__Exercise prompt__.
Check each line of the records for "Soto"; collect those that have it.

__Task data__.
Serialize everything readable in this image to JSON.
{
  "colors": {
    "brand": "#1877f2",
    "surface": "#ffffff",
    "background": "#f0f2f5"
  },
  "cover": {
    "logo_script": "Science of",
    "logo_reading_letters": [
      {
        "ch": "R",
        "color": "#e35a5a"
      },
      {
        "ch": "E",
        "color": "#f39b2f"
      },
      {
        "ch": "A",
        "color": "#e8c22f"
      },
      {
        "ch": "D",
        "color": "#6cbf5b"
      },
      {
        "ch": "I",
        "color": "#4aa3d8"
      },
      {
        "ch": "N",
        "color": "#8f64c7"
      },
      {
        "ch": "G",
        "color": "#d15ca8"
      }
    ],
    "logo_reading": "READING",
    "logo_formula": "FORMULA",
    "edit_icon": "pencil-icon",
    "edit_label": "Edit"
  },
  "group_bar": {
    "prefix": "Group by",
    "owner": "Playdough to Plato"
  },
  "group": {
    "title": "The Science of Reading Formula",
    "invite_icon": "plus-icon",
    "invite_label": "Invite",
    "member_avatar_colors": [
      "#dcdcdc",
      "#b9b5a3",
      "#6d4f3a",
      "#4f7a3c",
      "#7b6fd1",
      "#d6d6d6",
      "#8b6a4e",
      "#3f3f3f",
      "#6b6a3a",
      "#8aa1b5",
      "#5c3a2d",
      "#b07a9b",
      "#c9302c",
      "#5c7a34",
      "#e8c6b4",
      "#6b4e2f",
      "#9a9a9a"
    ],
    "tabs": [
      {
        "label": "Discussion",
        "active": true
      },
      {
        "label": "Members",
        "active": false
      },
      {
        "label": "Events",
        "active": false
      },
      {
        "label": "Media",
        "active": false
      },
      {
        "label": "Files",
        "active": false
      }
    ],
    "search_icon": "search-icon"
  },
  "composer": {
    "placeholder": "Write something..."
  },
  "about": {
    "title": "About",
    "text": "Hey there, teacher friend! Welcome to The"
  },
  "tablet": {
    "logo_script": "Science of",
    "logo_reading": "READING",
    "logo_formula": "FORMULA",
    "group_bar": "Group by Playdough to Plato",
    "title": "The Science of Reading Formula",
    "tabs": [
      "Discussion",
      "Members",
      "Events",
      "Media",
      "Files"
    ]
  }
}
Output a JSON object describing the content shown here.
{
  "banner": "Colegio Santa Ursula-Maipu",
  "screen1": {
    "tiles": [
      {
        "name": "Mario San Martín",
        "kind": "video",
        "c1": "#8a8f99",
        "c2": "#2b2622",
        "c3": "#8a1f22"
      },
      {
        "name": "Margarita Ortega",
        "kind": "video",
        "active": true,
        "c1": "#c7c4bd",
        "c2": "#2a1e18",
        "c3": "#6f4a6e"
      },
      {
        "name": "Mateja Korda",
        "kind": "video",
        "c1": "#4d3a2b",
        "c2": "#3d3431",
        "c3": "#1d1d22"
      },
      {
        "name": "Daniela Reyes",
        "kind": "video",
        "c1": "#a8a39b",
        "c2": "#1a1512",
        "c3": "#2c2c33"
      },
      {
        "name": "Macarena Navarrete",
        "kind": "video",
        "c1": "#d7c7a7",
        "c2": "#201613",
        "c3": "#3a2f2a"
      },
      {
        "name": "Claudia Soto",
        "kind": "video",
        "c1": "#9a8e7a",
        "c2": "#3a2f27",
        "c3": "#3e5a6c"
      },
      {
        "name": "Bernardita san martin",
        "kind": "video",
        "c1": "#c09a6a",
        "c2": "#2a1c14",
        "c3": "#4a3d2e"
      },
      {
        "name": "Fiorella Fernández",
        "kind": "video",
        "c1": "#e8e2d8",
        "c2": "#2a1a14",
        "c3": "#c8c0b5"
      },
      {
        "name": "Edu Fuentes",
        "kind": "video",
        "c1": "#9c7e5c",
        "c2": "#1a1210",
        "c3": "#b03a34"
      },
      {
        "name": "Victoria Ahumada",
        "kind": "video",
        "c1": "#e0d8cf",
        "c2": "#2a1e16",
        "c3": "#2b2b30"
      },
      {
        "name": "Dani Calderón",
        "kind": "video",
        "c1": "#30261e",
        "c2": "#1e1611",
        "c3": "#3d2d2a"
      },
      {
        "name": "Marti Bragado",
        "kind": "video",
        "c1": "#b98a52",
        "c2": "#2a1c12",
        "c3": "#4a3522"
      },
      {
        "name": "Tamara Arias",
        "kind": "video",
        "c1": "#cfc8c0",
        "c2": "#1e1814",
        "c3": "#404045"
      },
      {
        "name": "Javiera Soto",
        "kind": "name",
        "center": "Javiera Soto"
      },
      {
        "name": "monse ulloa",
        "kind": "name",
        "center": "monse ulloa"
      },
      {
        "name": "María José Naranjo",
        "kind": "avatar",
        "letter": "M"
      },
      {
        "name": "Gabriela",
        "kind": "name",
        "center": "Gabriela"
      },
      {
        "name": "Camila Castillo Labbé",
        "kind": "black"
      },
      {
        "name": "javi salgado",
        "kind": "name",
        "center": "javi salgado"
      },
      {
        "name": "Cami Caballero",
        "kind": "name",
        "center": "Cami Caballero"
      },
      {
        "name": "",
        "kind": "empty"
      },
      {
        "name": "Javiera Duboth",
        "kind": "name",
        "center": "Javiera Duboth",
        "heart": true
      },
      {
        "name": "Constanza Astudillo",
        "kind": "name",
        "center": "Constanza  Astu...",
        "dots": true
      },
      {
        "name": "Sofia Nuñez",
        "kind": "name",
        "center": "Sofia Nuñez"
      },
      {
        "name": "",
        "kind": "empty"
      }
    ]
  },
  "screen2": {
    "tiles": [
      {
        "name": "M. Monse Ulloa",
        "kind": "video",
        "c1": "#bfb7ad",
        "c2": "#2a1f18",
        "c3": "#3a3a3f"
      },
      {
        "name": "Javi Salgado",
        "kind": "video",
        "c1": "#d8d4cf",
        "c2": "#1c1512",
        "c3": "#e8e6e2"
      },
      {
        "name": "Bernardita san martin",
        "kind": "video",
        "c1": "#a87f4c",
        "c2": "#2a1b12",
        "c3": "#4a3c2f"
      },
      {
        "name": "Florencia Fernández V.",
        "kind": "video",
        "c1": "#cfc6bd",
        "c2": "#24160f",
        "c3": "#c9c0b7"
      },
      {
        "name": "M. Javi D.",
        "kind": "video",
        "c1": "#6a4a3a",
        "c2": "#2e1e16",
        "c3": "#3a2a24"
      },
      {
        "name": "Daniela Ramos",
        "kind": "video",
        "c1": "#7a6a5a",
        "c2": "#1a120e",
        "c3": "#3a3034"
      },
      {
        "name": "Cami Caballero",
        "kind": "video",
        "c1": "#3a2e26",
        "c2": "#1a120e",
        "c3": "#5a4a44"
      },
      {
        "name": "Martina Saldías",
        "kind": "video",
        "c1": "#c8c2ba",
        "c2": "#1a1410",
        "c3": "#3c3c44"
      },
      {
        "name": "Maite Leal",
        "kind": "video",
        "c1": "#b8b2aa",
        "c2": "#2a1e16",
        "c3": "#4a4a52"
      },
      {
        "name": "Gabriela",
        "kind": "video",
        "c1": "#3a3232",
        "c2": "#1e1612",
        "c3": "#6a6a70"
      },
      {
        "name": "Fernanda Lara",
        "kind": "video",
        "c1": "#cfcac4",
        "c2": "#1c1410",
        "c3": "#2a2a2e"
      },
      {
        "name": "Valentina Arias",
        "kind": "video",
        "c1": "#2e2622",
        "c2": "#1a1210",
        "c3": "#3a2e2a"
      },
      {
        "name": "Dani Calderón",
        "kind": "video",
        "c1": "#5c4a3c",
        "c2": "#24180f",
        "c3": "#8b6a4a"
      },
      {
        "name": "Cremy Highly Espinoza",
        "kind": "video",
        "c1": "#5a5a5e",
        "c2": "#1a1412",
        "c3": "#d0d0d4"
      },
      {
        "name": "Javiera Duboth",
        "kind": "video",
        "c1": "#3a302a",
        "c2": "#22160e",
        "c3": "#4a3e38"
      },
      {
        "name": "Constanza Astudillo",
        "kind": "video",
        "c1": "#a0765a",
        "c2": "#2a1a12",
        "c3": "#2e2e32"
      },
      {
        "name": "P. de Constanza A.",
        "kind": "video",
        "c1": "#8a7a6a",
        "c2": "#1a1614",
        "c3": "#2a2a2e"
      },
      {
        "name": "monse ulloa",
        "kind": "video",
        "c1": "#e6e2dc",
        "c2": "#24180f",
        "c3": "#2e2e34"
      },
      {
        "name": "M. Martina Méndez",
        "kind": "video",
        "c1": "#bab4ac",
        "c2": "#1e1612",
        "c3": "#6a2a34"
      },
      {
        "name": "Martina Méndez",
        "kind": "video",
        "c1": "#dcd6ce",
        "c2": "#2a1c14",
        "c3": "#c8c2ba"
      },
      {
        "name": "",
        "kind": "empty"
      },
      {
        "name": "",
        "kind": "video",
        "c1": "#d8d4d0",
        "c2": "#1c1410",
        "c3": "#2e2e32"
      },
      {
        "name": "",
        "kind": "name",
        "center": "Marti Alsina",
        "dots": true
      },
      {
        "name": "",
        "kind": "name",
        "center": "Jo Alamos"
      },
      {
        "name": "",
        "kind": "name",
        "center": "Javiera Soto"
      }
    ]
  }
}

__Solution to this problem__.
        "name": "Claudia Soto",
        "name": "Javiera Soto",
        "center": "Javiera Soto"
        "center": "Javiera Soto"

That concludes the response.